** SHORT PROBLEM **
Show each line that has the string "Chan" in it.
>> start
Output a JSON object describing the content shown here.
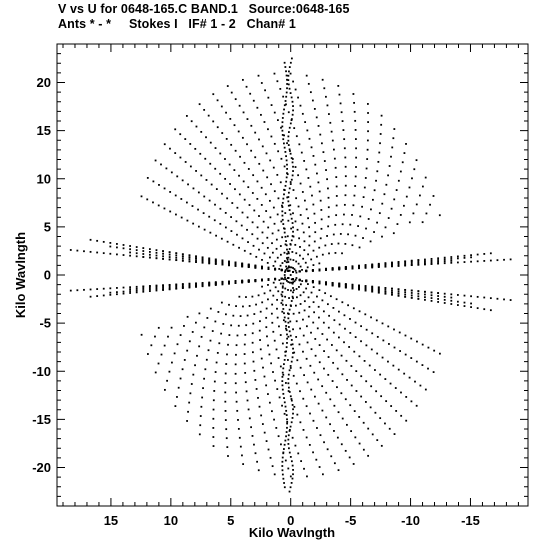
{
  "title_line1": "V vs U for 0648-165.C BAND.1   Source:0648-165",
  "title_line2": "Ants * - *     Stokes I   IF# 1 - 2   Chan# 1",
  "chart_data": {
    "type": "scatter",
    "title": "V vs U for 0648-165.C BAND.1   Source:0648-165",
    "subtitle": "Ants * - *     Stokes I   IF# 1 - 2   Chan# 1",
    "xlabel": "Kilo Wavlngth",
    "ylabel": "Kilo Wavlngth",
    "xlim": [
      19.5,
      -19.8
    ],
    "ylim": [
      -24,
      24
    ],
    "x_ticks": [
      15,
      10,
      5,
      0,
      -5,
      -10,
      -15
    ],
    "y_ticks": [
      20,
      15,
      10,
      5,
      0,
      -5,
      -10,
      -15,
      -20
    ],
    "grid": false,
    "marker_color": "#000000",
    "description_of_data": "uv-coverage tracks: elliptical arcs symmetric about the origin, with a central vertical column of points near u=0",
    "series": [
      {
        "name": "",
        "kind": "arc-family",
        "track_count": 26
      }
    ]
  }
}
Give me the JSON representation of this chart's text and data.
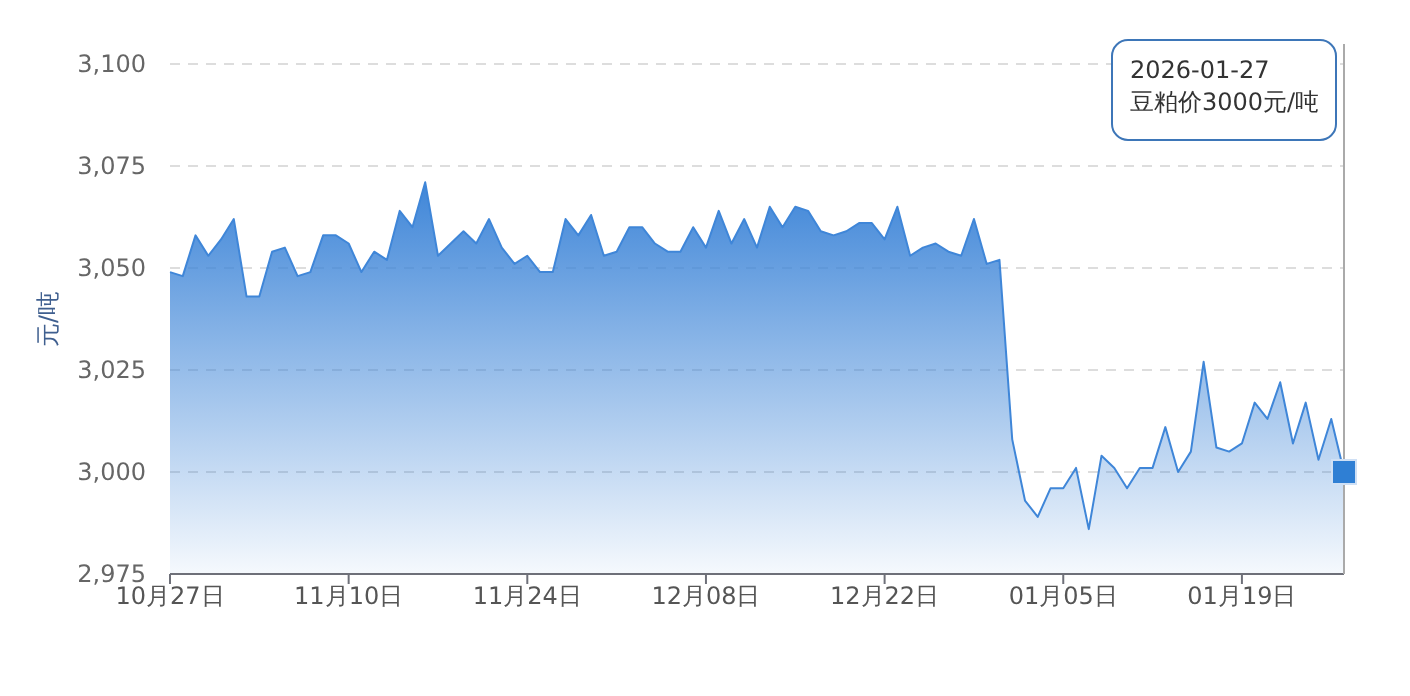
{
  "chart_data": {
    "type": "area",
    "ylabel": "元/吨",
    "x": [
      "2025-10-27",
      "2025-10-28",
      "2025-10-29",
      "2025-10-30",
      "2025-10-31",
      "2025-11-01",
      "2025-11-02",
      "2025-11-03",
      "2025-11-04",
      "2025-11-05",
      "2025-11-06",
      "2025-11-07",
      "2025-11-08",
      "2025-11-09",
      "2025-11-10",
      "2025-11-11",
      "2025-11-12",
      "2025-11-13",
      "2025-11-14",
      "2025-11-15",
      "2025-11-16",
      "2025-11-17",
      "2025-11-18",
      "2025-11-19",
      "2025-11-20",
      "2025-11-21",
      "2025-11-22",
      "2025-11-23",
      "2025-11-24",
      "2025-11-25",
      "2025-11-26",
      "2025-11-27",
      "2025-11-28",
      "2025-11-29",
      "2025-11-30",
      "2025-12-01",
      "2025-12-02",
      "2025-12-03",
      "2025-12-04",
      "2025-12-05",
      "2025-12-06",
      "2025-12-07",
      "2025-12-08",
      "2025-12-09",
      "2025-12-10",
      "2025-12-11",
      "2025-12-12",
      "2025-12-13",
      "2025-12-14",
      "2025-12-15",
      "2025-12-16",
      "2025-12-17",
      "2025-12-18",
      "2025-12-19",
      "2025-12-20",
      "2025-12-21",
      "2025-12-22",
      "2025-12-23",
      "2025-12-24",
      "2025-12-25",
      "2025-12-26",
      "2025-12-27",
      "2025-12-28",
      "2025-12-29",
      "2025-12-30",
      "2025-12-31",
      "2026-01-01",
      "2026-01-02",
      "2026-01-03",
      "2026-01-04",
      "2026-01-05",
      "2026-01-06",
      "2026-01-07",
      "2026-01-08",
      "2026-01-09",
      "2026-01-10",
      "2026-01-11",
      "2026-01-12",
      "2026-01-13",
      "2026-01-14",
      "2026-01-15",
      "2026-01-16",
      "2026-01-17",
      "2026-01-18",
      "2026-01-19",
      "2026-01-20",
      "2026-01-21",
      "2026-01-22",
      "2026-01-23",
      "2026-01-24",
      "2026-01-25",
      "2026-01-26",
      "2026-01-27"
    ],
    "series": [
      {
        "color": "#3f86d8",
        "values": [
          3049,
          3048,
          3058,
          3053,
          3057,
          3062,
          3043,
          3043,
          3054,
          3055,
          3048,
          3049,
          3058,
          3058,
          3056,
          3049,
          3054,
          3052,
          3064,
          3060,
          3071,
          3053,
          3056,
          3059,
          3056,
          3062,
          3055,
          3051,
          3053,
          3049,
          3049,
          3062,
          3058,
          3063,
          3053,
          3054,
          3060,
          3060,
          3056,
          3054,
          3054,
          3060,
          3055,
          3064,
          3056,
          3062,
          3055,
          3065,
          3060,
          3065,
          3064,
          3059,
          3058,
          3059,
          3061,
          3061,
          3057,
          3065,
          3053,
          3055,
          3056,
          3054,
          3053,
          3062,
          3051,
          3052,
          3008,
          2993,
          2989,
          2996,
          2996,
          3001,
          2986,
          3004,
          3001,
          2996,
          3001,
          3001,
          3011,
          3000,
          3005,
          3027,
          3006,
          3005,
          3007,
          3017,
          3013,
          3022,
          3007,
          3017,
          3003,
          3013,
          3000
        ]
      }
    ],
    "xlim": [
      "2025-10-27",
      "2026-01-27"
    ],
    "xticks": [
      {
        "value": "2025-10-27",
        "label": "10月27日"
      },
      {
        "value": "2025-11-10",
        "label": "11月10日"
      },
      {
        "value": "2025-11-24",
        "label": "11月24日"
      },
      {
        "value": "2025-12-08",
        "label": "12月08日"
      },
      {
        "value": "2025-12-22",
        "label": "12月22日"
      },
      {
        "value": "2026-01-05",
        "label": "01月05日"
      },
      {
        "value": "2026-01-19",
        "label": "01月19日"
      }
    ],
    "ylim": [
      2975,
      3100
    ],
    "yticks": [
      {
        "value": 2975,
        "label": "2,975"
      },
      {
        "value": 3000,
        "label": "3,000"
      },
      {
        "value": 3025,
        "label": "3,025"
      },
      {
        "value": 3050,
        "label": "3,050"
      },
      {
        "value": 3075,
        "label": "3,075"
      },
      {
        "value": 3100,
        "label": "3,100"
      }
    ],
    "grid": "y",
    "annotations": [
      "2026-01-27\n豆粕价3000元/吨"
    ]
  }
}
>> end
>> start
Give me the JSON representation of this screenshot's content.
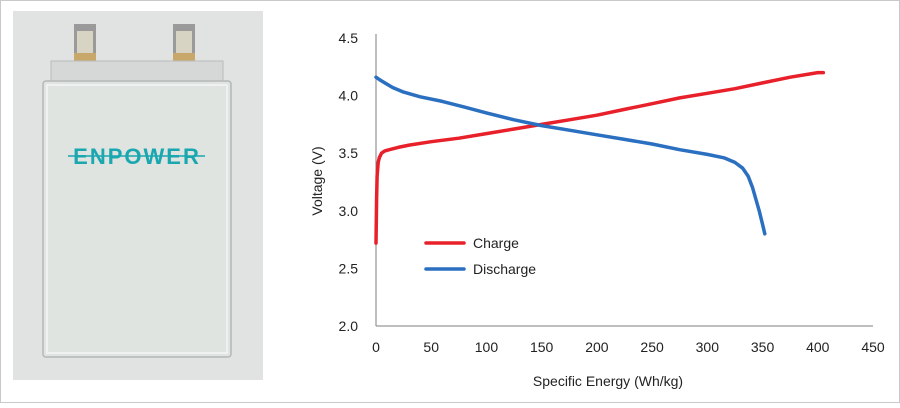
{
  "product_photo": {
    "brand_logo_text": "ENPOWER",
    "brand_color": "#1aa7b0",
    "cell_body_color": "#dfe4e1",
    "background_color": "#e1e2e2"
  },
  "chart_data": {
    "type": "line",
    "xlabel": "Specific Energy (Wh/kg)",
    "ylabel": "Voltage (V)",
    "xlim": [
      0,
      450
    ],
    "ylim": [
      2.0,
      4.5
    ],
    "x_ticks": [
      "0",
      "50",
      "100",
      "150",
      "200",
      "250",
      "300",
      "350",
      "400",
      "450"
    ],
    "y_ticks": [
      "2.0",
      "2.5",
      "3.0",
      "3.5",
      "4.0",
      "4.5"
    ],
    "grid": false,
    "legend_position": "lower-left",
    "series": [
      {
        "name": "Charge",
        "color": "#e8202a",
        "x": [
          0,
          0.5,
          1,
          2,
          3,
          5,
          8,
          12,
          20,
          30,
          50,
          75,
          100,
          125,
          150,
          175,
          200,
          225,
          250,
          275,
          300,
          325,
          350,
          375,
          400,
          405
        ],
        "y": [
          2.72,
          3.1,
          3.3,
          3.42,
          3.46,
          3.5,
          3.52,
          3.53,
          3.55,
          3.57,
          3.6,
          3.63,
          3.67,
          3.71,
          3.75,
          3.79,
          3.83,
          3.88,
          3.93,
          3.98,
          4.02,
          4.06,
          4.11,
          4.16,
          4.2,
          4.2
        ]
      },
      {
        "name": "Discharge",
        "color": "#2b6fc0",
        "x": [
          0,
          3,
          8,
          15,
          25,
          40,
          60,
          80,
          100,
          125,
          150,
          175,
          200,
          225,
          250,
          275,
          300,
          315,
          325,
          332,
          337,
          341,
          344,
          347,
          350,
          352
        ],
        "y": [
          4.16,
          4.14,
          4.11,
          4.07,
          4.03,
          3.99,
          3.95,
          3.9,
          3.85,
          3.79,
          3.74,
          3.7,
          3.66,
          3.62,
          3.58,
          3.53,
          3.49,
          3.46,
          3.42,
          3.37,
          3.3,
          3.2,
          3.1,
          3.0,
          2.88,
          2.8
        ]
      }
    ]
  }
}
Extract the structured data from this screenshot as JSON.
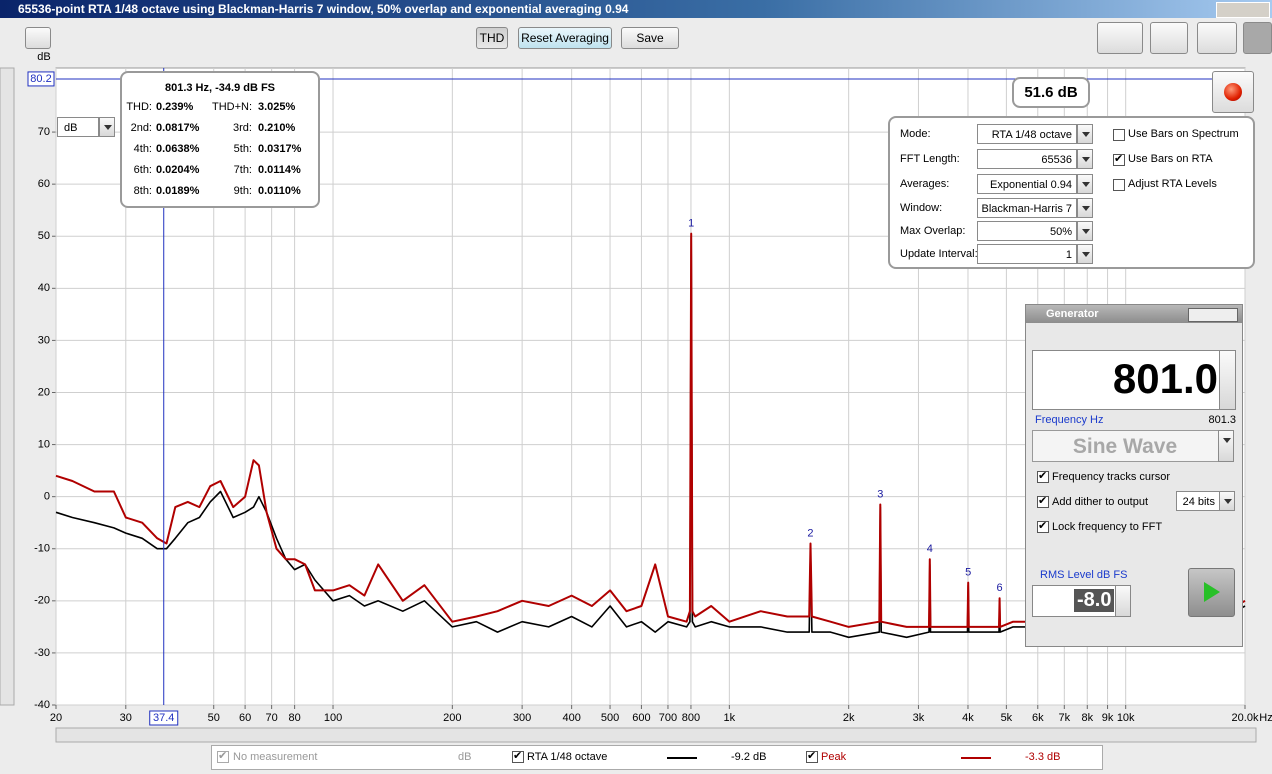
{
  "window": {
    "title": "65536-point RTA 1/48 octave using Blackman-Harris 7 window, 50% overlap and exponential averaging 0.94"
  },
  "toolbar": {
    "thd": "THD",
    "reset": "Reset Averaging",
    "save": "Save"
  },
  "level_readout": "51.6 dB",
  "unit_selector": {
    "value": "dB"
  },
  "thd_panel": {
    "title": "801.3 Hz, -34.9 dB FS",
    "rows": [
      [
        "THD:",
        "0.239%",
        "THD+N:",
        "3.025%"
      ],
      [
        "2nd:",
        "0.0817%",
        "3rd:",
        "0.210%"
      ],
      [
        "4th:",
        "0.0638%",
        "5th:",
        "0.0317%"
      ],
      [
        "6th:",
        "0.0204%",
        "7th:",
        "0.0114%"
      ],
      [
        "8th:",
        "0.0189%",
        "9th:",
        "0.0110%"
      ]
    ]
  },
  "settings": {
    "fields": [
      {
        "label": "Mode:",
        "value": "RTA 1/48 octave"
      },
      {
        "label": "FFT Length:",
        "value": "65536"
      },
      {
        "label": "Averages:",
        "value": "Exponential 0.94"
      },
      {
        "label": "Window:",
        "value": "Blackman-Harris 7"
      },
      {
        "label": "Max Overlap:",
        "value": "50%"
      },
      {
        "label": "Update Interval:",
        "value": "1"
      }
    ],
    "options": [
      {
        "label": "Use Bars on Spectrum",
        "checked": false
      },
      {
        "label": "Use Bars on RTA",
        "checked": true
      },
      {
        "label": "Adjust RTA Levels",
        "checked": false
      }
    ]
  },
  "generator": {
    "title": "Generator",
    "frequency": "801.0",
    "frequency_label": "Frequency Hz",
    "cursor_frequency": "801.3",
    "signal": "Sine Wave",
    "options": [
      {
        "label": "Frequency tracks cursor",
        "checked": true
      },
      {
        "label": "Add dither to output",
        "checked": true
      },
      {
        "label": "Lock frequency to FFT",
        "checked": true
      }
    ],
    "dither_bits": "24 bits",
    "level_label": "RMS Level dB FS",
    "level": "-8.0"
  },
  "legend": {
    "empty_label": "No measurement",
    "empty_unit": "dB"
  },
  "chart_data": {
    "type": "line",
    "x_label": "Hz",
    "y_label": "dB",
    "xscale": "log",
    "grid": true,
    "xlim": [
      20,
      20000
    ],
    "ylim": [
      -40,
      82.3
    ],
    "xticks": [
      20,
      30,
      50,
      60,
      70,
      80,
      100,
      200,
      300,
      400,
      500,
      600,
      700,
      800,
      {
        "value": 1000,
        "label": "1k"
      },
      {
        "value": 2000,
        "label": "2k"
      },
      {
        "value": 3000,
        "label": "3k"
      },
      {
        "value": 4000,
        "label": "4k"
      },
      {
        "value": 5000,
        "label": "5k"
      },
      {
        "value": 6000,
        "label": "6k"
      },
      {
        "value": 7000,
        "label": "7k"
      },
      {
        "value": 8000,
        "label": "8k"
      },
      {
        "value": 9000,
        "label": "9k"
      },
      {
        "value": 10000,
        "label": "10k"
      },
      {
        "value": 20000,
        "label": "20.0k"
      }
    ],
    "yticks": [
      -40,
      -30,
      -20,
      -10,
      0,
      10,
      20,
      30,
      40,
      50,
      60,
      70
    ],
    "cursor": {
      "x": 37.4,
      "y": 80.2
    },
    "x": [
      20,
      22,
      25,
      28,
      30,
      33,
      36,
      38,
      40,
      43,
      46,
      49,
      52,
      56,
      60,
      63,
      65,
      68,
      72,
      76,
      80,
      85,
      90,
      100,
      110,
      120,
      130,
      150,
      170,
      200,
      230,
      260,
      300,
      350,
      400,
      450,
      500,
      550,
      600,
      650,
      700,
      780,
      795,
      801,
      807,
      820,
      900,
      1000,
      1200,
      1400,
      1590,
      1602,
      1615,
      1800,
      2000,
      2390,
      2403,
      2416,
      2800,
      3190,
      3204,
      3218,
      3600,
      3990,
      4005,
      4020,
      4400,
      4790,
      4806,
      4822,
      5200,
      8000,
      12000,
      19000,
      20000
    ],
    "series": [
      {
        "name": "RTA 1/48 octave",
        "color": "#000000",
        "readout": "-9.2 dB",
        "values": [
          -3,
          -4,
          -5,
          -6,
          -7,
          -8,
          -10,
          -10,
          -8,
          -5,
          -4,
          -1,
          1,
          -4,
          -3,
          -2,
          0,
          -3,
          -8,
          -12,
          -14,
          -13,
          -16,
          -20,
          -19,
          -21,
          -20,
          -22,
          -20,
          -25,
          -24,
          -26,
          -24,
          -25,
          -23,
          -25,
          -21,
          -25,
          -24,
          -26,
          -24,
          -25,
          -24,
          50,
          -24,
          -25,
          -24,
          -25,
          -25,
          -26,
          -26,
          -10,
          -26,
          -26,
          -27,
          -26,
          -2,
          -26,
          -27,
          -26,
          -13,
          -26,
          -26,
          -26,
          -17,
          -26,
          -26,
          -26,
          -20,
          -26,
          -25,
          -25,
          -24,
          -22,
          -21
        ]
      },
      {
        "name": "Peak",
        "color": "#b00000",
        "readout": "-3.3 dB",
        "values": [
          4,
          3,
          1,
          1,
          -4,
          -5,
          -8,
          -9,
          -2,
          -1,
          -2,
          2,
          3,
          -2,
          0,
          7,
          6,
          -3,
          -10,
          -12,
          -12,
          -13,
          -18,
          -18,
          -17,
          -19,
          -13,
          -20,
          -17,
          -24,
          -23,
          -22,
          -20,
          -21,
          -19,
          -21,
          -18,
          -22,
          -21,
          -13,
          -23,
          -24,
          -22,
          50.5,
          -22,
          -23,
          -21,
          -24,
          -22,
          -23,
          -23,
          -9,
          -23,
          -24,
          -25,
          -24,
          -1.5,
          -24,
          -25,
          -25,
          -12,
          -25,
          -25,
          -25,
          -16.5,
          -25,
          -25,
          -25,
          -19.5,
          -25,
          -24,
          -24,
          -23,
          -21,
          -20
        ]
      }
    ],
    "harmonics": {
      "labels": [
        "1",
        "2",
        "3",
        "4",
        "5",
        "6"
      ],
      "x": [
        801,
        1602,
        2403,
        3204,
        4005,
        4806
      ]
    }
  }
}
>> end
** FINAL ANSWER **
  "title_line2": "Ants * - *     Stokes I   IF# 1 - 2   Chan# 1",
    "subtitle": "Ants * - *     Stokes I   IF# 1 - 2   Chan# 1",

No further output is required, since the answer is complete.